_Coordinate annotation records_

:::::

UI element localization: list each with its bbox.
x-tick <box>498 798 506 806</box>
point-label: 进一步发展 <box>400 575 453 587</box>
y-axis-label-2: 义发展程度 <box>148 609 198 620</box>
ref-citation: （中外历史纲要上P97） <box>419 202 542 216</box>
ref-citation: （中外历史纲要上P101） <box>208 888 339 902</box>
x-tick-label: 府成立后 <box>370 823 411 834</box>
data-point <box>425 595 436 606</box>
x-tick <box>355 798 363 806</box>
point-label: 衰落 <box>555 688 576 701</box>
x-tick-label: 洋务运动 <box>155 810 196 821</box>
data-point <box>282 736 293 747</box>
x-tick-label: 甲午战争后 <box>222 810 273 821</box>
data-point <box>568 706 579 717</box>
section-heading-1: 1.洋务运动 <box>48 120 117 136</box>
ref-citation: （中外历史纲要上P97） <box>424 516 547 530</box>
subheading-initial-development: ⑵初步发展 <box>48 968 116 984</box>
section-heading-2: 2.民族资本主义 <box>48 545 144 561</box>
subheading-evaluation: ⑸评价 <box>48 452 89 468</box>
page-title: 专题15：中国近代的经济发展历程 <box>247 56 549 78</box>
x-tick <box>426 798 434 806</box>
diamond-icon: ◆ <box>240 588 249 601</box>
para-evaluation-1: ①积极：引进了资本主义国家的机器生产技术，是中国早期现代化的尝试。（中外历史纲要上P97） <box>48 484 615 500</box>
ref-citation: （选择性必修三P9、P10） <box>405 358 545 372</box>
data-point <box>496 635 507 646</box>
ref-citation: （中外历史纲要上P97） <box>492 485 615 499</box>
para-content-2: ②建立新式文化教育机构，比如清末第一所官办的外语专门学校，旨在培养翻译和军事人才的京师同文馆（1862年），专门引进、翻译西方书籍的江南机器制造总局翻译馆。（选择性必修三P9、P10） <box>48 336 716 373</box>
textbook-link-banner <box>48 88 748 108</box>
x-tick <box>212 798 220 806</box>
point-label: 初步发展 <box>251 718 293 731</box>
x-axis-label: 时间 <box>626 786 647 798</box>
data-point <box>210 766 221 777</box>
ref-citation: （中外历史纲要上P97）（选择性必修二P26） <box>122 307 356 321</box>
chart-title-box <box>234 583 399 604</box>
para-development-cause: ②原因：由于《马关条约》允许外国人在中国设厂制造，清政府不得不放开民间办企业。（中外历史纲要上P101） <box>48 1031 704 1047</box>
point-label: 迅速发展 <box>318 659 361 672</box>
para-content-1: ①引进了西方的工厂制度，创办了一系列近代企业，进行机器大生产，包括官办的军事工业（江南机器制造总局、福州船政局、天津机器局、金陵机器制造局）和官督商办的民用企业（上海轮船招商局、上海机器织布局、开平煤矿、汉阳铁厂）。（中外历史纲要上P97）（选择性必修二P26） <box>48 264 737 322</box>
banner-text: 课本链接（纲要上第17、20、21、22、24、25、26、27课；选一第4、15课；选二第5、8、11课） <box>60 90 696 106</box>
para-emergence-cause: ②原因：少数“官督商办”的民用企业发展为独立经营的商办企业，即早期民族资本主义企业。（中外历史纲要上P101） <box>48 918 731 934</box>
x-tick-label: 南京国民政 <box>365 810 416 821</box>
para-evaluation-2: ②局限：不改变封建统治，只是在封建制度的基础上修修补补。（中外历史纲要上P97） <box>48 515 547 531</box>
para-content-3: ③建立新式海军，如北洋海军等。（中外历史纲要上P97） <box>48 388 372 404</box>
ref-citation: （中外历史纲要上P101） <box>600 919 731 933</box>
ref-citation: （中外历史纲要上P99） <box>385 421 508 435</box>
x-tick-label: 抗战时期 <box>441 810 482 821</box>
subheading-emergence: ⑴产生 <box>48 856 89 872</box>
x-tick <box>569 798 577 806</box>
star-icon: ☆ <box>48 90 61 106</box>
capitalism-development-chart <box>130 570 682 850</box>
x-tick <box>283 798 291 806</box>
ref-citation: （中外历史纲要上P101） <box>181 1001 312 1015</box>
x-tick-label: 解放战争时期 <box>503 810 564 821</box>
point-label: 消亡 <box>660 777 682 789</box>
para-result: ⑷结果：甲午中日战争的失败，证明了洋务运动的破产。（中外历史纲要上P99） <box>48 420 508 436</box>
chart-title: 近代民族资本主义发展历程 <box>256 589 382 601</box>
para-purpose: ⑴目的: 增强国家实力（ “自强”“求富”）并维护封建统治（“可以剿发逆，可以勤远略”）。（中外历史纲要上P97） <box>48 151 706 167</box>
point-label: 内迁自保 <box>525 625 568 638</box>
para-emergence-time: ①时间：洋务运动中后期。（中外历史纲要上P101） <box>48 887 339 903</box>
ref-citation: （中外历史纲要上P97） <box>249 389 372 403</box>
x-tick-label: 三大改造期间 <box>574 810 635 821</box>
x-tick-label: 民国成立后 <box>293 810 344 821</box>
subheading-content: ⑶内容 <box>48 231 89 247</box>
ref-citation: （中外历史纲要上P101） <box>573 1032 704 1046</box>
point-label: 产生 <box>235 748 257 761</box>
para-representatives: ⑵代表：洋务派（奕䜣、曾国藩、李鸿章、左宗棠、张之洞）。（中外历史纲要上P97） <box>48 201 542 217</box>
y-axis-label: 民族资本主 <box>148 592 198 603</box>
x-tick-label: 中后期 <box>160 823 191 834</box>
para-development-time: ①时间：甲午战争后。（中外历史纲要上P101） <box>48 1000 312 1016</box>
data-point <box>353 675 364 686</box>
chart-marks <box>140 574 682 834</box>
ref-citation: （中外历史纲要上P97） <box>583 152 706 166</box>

:::::

_Task_
Reproduce all of the material, substituting "source-note" for each "ref-citation" and leaving everything else unchanged.

_Exercise output_
UI element localization: list each with its bbox.
x-tick <box>498 798 506 806</box>
point-label: 进一步发展 <box>400 575 453 587</box>
y-axis-label-2: 义发展程度 <box>148 609 198 620</box>
source-note: （中外历史纲要上P97） <box>419 202 542 216</box>
source-note: （中外历史纲要上P101） <box>208 888 339 902</box>
x-tick-label: 府成立后 <box>370 823 411 834</box>
data-point <box>425 595 436 606</box>
x-tick <box>355 798 363 806</box>
point-label: 衰落 <box>555 688 576 701</box>
x-tick-label: 洋务运动 <box>155 810 196 821</box>
data-point <box>282 736 293 747</box>
x-tick-label: 甲午战争后 <box>222 810 273 821</box>
data-point <box>568 706 579 717</box>
section-heading-1: 1.洋务运动 <box>48 120 117 136</box>
source-note: （中外历史纲要上P97） <box>424 516 547 530</box>
subheading-initial-development: ⑵初步发展 <box>48 968 116 984</box>
section-heading-2: 2.民族资本主义 <box>48 545 144 561</box>
subheading-evaluation: ⑸评价 <box>48 452 89 468</box>
page-title: 专题15：中国近代的经济发展历程 <box>247 56 549 78</box>
x-tick <box>426 798 434 806</box>
diamond-icon: ◆ <box>240 588 249 601</box>
para-evaluation-1: ①积极：引进了资本主义国家的机器生产技术，是中国早期现代化的尝试。（中外历史纲要上P97） <box>48 484 615 500</box>
source-note: （选择性必修三P9、P10） <box>405 358 545 372</box>
data-point <box>496 635 507 646</box>
source-note: （中外历史纲要上P97） <box>492 485 615 499</box>
para-content-2: ②建立新式文化教育机构，比如清末第一所官办的外语专门学校，旨在培养翻译和军事人才的京师同文馆（1862年），专门引进、翻译西方书籍的江南机器制造总局翻译馆。（选择性必修三P9、P10） <box>48 336 716 373</box>
textbook-link-banner <box>48 88 748 108</box>
x-tick <box>212 798 220 806</box>
point-label: 初步发展 <box>251 718 293 731</box>
x-axis-label: 时间 <box>626 786 647 798</box>
data-point <box>210 766 221 777</box>
source-note: （中外历史纲要上P97）（选择性必修二P26） <box>122 307 356 321</box>
chart-title-box <box>234 583 399 604</box>
para-development-cause: ②原因：由于《马关条约》允许外国人在中国设厂制造，清政府不得不放开民间办企业。（中外历史纲要上P101） <box>48 1031 704 1047</box>
point-label: 迅速发展 <box>318 659 361 672</box>
para-content-1: ①引进了西方的工厂制度，创办了一系列近代企业，进行机器大生产，包括官办的军事工业（江南机器制造总局、福州船政局、天津机器局、金陵机器制造局）和官督商办的民用企业（上海轮船招商局、上海机器织布局、开平煤矿、汉阳铁厂）。（中外历史纲要上P97）（选择性必修二P26） <box>48 264 737 322</box>
banner-text: 课本链接（纲要上第17、20、21、22、24、25、26、27课；选一第4、15课；选二第5、8、11课） <box>60 90 696 106</box>
para-emergence-cause: ②原因：少数“官督商办”的民用企业发展为独立经营的商办企业，即早期民族资本主义企业。（中外历史纲要上P101） <box>48 918 731 934</box>
x-tick-label: 南京国民政 <box>365 810 416 821</box>
para-evaluation-2: ②局限：不改变封建统治，只是在封建制度的基础上修修补补。（中外历史纲要上P97） <box>48 515 547 531</box>
para-content-3: ③建立新式海军，如北洋海军等。（中外历史纲要上P97） <box>48 388 372 404</box>
source-note: （中外历史纲要上P101） <box>600 919 731 933</box>
source-note: （中外历史纲要上P99） <box>385 421 508 435</box>
x-tick-label: 抗战时期 <box>441 810 482 821</box>
subheading-emergence: ⑴产生 <box>48 856 89 872</box>
x-tick <box>569 798 577 806</box>
star-icon: ☆ <box>48 90 61 106</box>
capitalism-development-chart <box>130 570 682 850</box>
x-tick <box>283 798 291 806</box>
source-note: （中外历史纲要上P101） <box>181 1001 312 1015</box>
x-tick-label: 解放战争时期 <box>503 810 564 821</box>
point-label: 消亡 <box>660 777 682 789</box>
para-result: ⑷结果：甲午中日战争的失败，证明了洋务运动的破产。（中外历史纲要上P99） <box>48 420 508 436</box>
chart-title: 近代民族资本主义发展历程 <box>256 589 382 601</box>
para-purpose: ⑴目的: 增强国家实力（ “自强”“求富”）并维护封建统治（“可以剿发逆，可以勤远略”）。（中外历史纲要上P97） <box>48 151 706 167</box>
point-label: 内迁自保 <box>525 625 568 638</box>
para-emergence-time: ①时间：洋务运动中后期。（中外历史纲要上P101） <box>48 887 339 903</box>
source-note: （中外历史纲要上P97） <box>249 389 372 403</box>
x-tick-label: 三大改造期间 <box>574 810 635 821</box>
x-tick-label: 民国成立后 <box>293 810 344 821</box>
subheading-content: ⑶内容 <box>48 231 89 247</box>
source-note: （中外历史纲要上P101） <box>573 1032 704 1046</box>
point-label: 产生 <box>235 748 257 761</box>
para-representatives: ⑵代表：洋务派（奕䜣、曾国藩、李鸿章、左宗棠、张之洞）。（中外历史纲要上P97） <box>48 201 542 217</box>
y-axis-label: 民族资本主 <box>148 592 198 603</box>
x-tick-label: 中后期 <box>160 823 191 834</box>
para-development-time: ①时间：甲午战争后。（中外历史纲要上P101） <box>48 1000 312 1016</box>
data-point <box>353 675 364 686</box>
chart-marks <box>140 574 682 834</box>
source-note: （中外历史纲要上P97） <box>583 152 706 166</box>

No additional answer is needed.